Set task>
Please copy every one of the entries below word for word, leaving out the pictures.

--------------------------------------------------

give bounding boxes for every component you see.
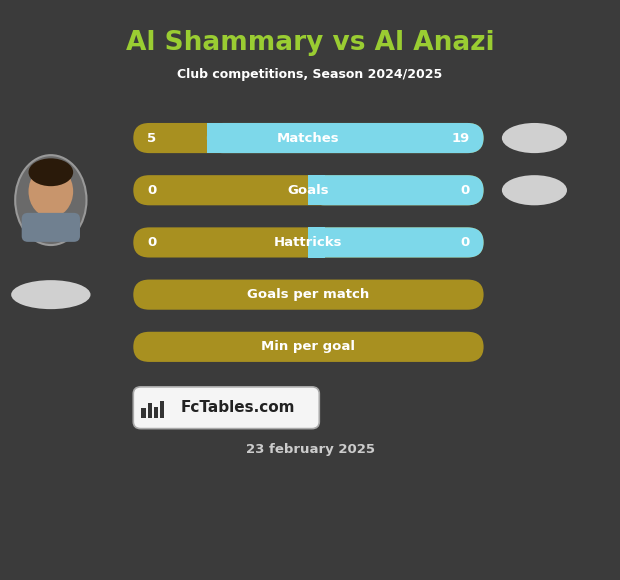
FancyBboxPatch shape [22, 213, 80, 242]
Ellipse shape [29, 165, 73, 218]
Text: Hattricks: Hattricks [274, 236, 343, 249]
Bar [141, 408, 146, 418]
Text: Club competitions, Season 2024/2025: Club competitions, Season 2024/2025 [177, 68, 443, 81]
Text: 0: 0 [147, 236, 156, 249]
FancyBboxPatch shape [309, 175, 484, 205]
Text: Goals per match: Goals per match [247, 288, 370, 301]
Text: FcTables.com: FcTables.com [180, 400, 294, 415]
Text: Matches: Matches [277, 132, 340, 144]
Text: 0: 0 [461, 236, 470, 249]
FancyBboxPatch shape [133, 280, 484, 310]
FancyBboxPatch shape [207, 123, 484, 153]
Text: Min per goal: Min per goal [262, 340, 355, 353]
FancyBboxPatch shape [133, 227, 484, 258]
Text: 0: 0 [147, 184, 156, 197]
Ellipse shape [16, 155, 87, 245]
FancyBboxPatch shape [309, 227, 484, 258]
Ellipse shape [29, 158, 73, 186]
Ellipse shape [502, 175, 567, 205]
Text: 5: 5 [147, 132, 156, 144]
Text: 19: 19 [452, 132, 470, 144]
Bar [160, 401, 164, 418]
Bar [309, 175, 325, 205]
FancyBboxPatch shape [133, 175, 484, 205]
Text: 23 february 2025: 23 february 2025 [246, 443, 374, 456]
FancyBboxPatch shape [133, 387, 319, 429]
Text: Goals: Goals [288, 184, 329, 197]
Ellipse shape [11, 280, 91, 309]
FancyBboxPatch shape [133, 123, 484, 153]
Text: 0: 0 [461, 184, 470, 197]
Ellipse shape [502, 123, 567, 153]
Bar [207, 123, 223, 153]
Bar [148, 403, 152, 418]
Text: Al Shammary vs Al Anazi: Al Shammary vs Al Anazi [126, 31, 494, 56]
FancyBboxPatch shape [133, 332, 484, 362]
Bar [154, 407, 158, 418]
Bar [309, 227, 325, 258]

--------------------------------------------------

Complete output>
give bounding boxes for every component you see.
FancyBboxPatch shape [22, 213, 80, 242]
Ellipse shape [29, 165, 73, 218]
Text: Hattricks: Hattricks [274, 236, 343, 249]
Bar [141, 408, 146, 418]
Text: Club competitions, Season 2024/2025: Club competitions, Season 2024/2025 [177, 68, 443, 81]
Text: 0: 0 [147, 236, 156, 249]
FancyBboxPatch shape [309, 175, 484, 205]
Text: Goals per match: Goals per match [247, 288, 370, 301]
Text: FcTables.com: FcTables.com [180, 400, 294, 415]
Text: Matches: Matches [277, 132, 340, 144]
Text: 0: 0 [461, 236, 470, 249]
FancyBboxPatch shape [133, 280, 484, 310]
FancyBboxPatch shape [207, 123, 484, 153]
Text: Min per goal: Min per goal [262, 340, 355, 353]
FancyBboxPatch shape [133, 227, 484, 258]
Text: 0: 0 [147, 184, 156, 197]
Ellipse shape [16, 155, 87, 245]
FancyBboxPatch shape [309, 227, 484, 258]
Ellipse shape [29, 158, 73, 186]
Ellipse shape [502, 175, 567, 205]
Text: 5: 5 [147, 132, 156, 144]
Text: 19: 19 [452, 132, 470, 144]
Bar [160, 401, 164, 418]
Bar [309, 175, 325, 205]
FancyBboxPatch shape [133, 175, 484, 205]
Text: 23 february 2025: 23 february 2025 [246, 443, 374, 456]
FancyBboxPatch shape [133, 387, 319, 429]
Text: Goals: Goals [288, 184, 329, 197]
Ellipse shape [11, 280, 91, 309]
FancyBboxPatch shape [133, 123, 484, 153]
Text: 0: 0 [461, 184, 470, 197]
Ellipse shape [502, 123, 567, 153]
Bar [207, 123, 223, 153]
Bar [148, 403, 152, 418]
Text: Al Shammary vs Al Anazi: Al Shammary vs Al Anazi [126, 31, 494, 56]
FancyBboxPatch shape [133, 332, 484, 362]
Bar [154, 407, 158, 418]
Bar [309, 227, 325, 258]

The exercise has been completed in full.